§ Aim of the exercise
Give back the records below exactly, every one, with no pictures.

══ Materials provided

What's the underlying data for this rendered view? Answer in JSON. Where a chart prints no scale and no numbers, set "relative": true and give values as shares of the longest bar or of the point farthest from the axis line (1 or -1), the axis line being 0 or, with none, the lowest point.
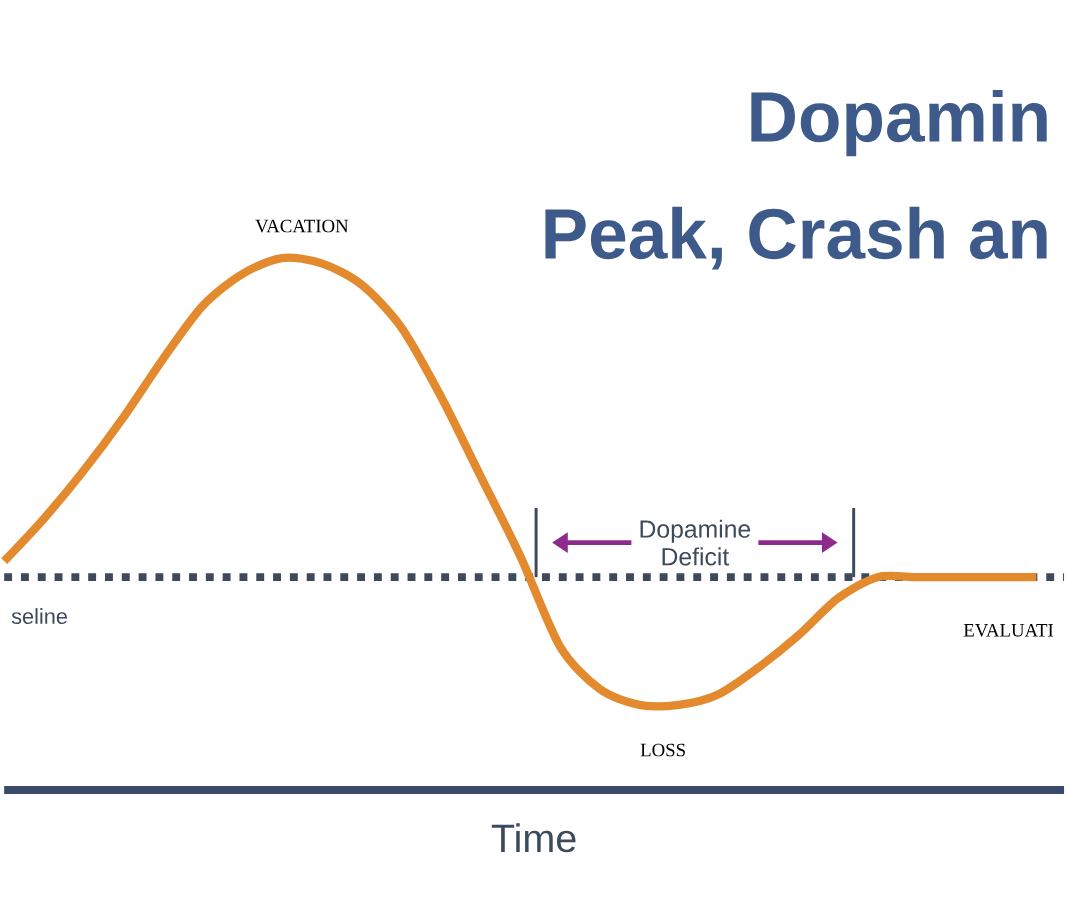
{
  "chart_data": {
    "type": "line",
    "title": "Dopamin",
    "subtitle": "Peak, Crash an",
    "xlabel": "Time",
    "relative": true,
    "categories": [
      null,
      null,
      null,
      null,
      null,
      null,
      null,
      null,
      null,
      null,
      null,
      null,
      null,
      null,
      null,
      null,
      null,
      null,
      null,
      null,
      null,
      null,
      null,
      null,
      null,
      null,
      null
    ],
    "series": [
      {
        "color": "#e38a2e",
        "values": [
          0.43,
          0.51,
          0.6,
          0.7,
          0.81,
          0.91,
          0.97,
          1.0,
          0.99,
          0.95,
          0.87,
          0.74,
          0.59,
          0.44,
          0.27,
          0.19,
          0.16,
          0.16,
          0.18,
          0.23,
          0.29,
          0.36,
          0.4,
          0.4,
          0.4,
          0.4,
          0.4
        ]
      }
    ],
    "line_style": "solid",
    "ref_lines": [
      {
        "axis": "y",
        "value": 0.4,
        "label": "seline",
        "color": "#3d4a5c",
        "line_style": "dotted"
      }
    ],
    "annotations": [
      "VACATION",
      "LOSS",
      "EVALUATI",
      "Dopamine Deficit"
    ]
  }
}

════

§ Finished task
What's the underlying data for this rendered view? Answer in JSON. Where a chart prints no scale and no numbers, set "relative": true and give values as shares of the longest bar or of the point farthest from the axis line (1 or -1), the axis line being 0 or, with none, the lowest point.
{
  "chart_data": {
    "type": "line",
    "title": "Dopamin",
    "subtitle": "Peak, Crash an",
    "xlabel": "Time",
    "relative": true,
    "categories": [
      null,
      null,
      null,
      null,
      null,
      null,
      null,
      null,
      null,
      null,
      null,
      null,
      null,
      null,
      null,
      null,
      null,
      null,
      null,
      null,
      null,
      null,
      null,
      null,
      null,
      null,
      null
    ],
    "series": [
      {
        "color": "#e38a2e",
        "values": [
          0.43,
          0.51,
          0.6,
          0.7,
          0.81,
          0.91,
          0.97,
          1.0,
          0.99,
          0.95,
          0.87,
          0.74,
          0.59,
          0.44,
          0.27,
          0.19,
          0.16,
          0.16,
          0.18,
          0.23,
          0.29,
          0.36,
          0.4,
          0.4,
          0.4,
          0.4,
          0.4
        ]
      }
    ],
    "line_style": "solid",
    "ref_lines": [
      {
        "axis": "y",
        "value": 0.4,
        "label": "seline",
        "color": "#3d4a5c",
        "line_style": "dotted"
      }
    ],
    "annotations": [
      "VACATION",
      "LOSS",
      "EVALUATI",
      "Dopamine Deficit"
    ]
  }
}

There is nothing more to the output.